Take every line that has the string "symbol" and copy it out.

######

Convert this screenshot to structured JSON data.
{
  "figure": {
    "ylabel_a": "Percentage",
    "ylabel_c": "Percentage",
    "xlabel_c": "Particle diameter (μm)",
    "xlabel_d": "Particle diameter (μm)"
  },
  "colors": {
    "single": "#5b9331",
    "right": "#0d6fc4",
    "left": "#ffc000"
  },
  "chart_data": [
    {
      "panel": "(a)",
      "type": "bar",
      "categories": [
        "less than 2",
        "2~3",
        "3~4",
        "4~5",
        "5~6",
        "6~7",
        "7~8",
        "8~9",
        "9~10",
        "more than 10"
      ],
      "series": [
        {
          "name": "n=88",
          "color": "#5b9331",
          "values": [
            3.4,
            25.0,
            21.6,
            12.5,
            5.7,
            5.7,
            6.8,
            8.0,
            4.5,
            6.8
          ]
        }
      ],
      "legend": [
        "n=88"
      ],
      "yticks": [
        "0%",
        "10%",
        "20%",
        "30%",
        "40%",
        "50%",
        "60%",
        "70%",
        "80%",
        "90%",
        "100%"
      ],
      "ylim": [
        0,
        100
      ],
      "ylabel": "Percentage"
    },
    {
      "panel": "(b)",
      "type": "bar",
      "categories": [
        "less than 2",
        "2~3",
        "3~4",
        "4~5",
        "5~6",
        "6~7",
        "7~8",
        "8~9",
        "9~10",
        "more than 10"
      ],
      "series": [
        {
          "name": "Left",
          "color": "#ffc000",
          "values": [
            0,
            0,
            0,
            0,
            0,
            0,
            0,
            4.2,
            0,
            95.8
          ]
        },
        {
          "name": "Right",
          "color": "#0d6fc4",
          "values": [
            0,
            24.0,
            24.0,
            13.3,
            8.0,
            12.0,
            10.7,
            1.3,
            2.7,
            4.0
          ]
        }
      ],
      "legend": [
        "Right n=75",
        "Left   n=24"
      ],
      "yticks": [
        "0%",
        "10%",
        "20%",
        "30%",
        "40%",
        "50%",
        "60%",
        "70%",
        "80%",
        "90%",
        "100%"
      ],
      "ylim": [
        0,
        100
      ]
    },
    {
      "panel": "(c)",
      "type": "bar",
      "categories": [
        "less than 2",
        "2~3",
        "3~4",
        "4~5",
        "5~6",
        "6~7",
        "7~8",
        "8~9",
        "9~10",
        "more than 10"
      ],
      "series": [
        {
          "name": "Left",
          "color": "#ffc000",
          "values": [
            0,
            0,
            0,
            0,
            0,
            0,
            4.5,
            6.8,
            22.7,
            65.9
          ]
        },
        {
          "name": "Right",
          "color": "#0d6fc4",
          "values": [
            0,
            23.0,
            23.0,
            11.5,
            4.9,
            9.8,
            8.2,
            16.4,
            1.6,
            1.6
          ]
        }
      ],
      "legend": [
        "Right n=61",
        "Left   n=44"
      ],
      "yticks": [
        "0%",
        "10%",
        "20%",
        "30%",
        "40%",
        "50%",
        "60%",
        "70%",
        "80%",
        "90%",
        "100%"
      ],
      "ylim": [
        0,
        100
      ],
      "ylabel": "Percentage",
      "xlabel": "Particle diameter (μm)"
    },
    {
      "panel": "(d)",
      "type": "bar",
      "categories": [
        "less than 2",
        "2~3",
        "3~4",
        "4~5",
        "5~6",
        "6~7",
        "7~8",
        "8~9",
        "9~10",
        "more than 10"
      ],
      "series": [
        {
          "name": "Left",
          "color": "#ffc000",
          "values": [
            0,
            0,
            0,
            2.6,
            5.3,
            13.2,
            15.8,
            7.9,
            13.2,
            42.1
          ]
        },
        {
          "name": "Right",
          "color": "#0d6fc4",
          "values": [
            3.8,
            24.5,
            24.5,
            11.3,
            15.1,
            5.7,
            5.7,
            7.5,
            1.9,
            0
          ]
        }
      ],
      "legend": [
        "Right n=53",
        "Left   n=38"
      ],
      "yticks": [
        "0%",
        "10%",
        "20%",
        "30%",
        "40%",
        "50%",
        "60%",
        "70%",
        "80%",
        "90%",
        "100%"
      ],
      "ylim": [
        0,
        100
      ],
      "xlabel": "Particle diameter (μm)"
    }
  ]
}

######

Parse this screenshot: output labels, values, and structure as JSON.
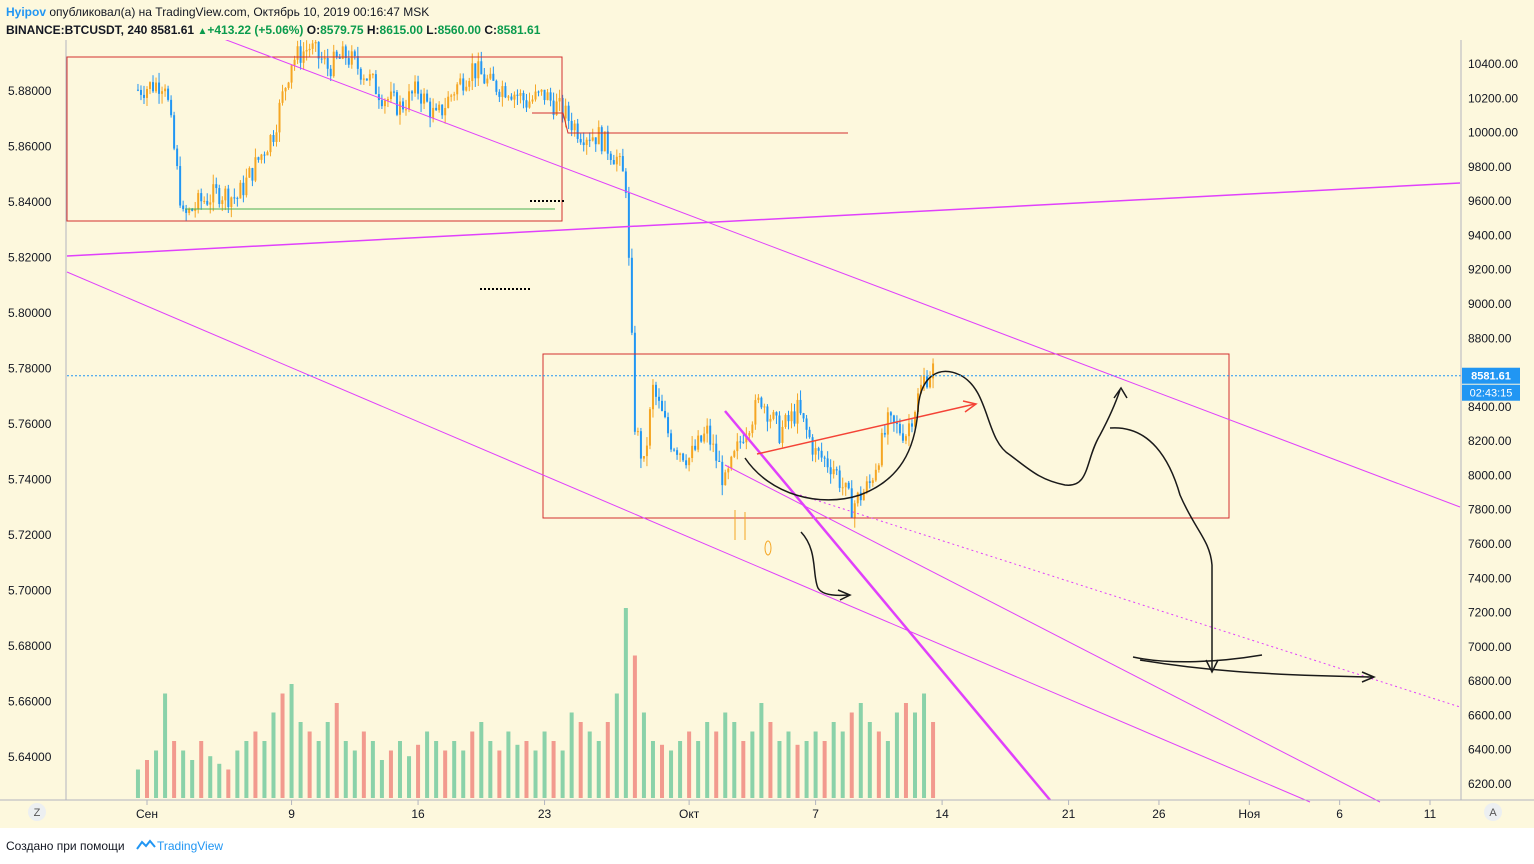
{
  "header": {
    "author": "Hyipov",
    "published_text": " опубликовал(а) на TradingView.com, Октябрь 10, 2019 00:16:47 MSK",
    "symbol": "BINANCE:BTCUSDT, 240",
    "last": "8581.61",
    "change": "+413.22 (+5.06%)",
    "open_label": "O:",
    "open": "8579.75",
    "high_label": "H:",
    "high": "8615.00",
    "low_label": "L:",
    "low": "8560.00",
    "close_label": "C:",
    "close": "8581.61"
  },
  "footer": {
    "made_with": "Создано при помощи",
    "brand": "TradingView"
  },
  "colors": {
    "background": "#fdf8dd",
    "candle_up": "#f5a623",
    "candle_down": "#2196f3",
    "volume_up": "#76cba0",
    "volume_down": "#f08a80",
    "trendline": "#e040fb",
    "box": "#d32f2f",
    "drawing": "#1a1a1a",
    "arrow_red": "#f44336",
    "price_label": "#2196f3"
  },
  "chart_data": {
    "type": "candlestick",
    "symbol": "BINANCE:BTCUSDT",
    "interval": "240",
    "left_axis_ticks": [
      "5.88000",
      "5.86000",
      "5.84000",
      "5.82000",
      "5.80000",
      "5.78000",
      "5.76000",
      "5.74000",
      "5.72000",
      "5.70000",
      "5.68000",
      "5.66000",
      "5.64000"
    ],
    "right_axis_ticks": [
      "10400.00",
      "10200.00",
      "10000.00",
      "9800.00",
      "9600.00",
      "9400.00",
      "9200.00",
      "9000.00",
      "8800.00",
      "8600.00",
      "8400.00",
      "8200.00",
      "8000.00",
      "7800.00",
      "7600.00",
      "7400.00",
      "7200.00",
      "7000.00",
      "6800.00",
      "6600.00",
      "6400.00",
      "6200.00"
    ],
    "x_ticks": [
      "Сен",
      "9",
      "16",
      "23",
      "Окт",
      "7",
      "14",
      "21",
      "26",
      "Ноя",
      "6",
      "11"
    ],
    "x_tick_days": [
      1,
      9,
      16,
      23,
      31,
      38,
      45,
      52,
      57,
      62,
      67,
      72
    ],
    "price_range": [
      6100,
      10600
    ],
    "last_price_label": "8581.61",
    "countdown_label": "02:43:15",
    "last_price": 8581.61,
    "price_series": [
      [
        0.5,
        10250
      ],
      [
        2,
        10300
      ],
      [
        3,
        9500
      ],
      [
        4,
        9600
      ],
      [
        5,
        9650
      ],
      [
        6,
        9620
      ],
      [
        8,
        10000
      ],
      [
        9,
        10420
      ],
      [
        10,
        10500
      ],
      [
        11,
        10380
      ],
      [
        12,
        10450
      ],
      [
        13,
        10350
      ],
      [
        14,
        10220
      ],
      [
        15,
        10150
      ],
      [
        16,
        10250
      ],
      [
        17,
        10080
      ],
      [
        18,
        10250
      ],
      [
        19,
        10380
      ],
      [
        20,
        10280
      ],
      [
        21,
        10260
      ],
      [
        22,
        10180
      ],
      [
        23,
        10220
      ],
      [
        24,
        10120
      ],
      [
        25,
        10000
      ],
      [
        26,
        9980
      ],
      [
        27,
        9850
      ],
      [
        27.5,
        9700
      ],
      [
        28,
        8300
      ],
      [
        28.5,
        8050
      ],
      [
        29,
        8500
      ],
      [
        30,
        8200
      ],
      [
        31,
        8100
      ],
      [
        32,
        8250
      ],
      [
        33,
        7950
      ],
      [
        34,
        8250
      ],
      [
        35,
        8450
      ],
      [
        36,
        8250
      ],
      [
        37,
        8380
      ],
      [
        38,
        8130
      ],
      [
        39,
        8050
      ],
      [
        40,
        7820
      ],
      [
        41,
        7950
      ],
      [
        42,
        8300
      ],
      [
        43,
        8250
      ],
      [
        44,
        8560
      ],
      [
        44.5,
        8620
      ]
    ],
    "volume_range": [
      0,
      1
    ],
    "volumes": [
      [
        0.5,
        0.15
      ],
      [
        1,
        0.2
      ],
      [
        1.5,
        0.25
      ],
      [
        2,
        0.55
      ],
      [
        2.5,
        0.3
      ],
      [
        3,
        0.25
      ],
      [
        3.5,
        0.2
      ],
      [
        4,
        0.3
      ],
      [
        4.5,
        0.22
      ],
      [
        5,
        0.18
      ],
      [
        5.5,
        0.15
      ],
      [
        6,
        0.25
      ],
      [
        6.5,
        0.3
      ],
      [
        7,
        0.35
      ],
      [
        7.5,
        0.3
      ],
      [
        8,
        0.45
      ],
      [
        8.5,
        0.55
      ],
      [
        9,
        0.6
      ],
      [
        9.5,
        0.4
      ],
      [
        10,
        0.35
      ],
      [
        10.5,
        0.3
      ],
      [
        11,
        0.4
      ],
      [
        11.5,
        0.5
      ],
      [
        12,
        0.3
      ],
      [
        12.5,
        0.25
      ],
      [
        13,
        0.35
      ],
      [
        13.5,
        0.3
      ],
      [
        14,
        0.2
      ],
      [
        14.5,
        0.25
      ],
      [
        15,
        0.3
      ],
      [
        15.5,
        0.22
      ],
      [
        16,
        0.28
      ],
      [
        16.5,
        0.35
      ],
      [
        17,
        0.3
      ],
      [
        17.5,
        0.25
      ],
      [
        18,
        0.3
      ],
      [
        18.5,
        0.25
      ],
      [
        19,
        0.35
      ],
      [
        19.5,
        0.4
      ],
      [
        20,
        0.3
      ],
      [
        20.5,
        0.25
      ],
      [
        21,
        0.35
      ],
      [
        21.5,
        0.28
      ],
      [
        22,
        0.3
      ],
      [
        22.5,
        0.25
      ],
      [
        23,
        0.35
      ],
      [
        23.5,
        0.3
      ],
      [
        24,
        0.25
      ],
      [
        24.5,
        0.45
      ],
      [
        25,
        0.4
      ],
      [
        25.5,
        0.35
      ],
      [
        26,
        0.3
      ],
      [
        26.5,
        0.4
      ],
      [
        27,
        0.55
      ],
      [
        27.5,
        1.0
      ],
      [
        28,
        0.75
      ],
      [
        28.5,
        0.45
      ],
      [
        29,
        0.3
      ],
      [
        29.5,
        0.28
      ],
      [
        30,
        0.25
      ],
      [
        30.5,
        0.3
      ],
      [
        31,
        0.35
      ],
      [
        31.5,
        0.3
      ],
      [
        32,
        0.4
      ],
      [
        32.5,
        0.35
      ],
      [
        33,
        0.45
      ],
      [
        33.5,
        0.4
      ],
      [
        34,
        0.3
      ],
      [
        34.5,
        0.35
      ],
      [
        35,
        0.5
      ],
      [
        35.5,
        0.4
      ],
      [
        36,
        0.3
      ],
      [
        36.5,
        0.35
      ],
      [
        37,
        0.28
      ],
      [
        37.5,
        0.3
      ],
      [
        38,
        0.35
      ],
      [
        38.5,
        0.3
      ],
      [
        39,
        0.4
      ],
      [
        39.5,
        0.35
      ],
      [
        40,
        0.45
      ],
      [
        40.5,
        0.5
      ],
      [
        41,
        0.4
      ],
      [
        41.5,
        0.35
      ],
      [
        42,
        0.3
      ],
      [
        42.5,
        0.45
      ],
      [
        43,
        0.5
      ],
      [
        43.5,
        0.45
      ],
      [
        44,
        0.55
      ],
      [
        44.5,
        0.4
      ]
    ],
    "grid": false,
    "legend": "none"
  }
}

######

Task answer:
    "symbol": "BINANCE:BTCUSDT, 240",
    "symbol": "BINANCE:BTCUSDT",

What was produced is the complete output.